STATED PROBLEM =
Exclude the pictures and reproduce the remaining data exactly as written.

DATASET EXCERPTS =
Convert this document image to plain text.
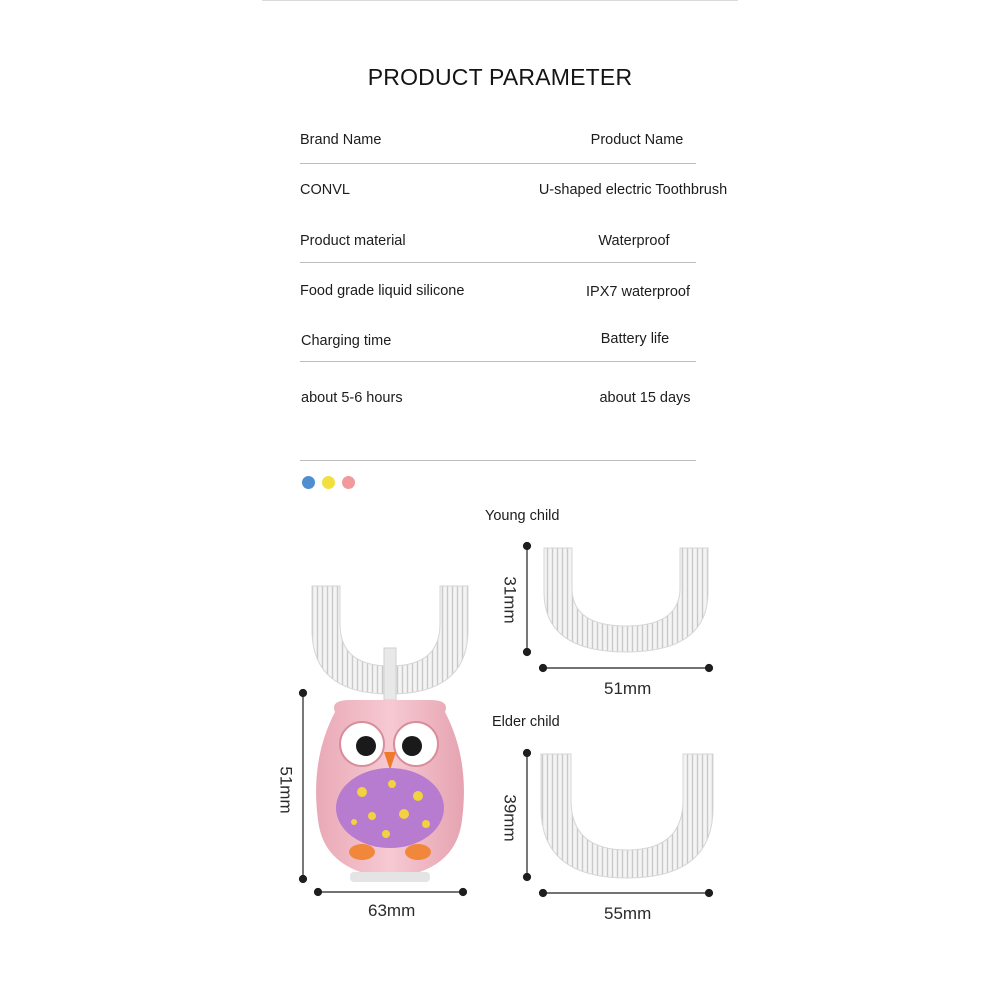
PRODUCT PARAMETER
Brand Name	Product Name
CONVL	U-shaped electric Toothbrush
Product material	Waterproof
Food grade liquid silicone	IPX7 waterproof
Charging time	Battery life
about 5-6 hours	about 15 days
Young child
Elder child
31mm
51mm
39mm
55mm
51mm
63mm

RESULT =
Convert this document image to plain text.
PRODUCT PARAMETER
Brand Name	Product Name
CONVL	U-shaped electric Toothbrush
Product material	Waterproof
Food grade liquid silicone	IPX7 waterproof
Charging time	Battery life
about 5-6 hours	about 15 days
Young child
Elder child
31mm
51mm
39mm
55mm
51mm
63mm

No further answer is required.